Stored data:
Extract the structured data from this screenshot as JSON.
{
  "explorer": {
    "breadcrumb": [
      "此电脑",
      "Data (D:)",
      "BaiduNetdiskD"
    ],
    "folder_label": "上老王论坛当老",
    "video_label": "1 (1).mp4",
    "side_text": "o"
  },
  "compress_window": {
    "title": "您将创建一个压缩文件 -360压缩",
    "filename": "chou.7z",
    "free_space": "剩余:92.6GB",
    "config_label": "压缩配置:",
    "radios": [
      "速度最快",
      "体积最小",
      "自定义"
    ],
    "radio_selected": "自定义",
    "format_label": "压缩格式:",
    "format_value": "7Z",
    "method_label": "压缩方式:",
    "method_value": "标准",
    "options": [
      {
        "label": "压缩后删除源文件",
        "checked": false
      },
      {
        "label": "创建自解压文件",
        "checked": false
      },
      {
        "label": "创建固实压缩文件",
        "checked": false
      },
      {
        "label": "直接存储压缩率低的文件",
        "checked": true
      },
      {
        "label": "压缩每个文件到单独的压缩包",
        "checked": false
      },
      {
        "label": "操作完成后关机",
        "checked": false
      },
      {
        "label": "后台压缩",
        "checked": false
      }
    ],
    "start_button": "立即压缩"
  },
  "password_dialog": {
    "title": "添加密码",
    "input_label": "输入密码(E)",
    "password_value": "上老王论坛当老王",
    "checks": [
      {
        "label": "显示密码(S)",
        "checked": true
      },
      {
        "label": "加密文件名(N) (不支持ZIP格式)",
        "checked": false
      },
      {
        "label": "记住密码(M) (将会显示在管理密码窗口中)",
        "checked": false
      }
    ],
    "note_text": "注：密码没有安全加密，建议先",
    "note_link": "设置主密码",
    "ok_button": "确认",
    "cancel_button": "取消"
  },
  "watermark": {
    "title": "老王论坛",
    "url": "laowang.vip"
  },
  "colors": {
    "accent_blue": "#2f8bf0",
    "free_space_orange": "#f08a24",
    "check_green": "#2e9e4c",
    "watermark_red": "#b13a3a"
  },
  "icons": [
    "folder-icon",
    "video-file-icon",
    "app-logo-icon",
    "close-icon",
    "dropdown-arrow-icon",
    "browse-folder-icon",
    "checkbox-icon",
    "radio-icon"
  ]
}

### Exercise description
Give back all the records exactly as they stand.

### Task output
Extract the structured data from this screenshot as JSON.
{
  "explorer": {
    "breadcrumb": [
      "此电脑",
      "Data (D:)",
      "BaiduNetdiskD"
    ],
    "folder_label": "上老王论坛当老",
    "video_label": "1 (1).mp4",
    "side_text": "o"
  },
  "compress_window": {
    "title": "您将创建一个压缩文件 -360压缩",
    "filename": "chou.7z",
    "free_space": "剩余:92.6GB",
    "config_label": "压缩配置:",
    "radios": [
      "速度最快",
      "体积最小",
      "自定义"
    ],
    "radio_selected": "自定义",
    "format_label": "压缩格式:",
    "format_value": "7Z",
    "method_label": "压缩方式:",
    "method_value": "标准",
    "options": [
      {
        "label": "压缩后删除源文件",
        "checked": false
      },
      {
        "label": "创建自解压文件",
        "checked": false
      },
      {
        "label": "创建固实压缩文件",
        "checked": false
      },
      {
        "label": "直接存储压缩率低的文件",
        "checked": true
      },
      {
        "label": "压缩每个文件到单独的压缩包",
        "checked": false
      },
      {
        "label": "操作完成后关机",
        "checked": false
      },
      {
        "label": "后台压缩",
        "checked": false
      }
    ],
    "start_button": "立即压缩"
  },
  "password_dialog": {
    "title": "添加密码",
    "input_label": "输入密码(E)",
    "password_value": "上老王论坛当老王",
    "checks": [
      {
        "label": "显示密码(S)",
        "checked": true
      },
      {
        "label": "加密文件名(N) (不支持ZIP格式)",
        "checked": false
      },
      {
        "label": "记住密码(M) (将会显示在管理密码窗口中)",
        "checked": false
      }
    ],
    "note_text": "注：密码没有安全加密，建议先",
    "note_link": "设置主密码",
    "ok_button": "确认",
    "cancel_button": "取消"
  },
  "watermark": {
    "title": "老王论坛",
    "url": "laowang.vip"
  },
  "colors": {
    "accent_blue": "#2f8bf0",
    "free_space_orange": "#f08a24",
    "check_green": "#2e9e4c",
    "watermark_red": "#b13a3a"
  },
  "icons": [
    "folder-icon",
    "video-file-icon",
    "app-logo-icon",
    "close-icon",
    "dropdown-arrow-icon",
    "browse-folder-icon",
    "checkbox-icon",
    "radio-icon"
  ]
}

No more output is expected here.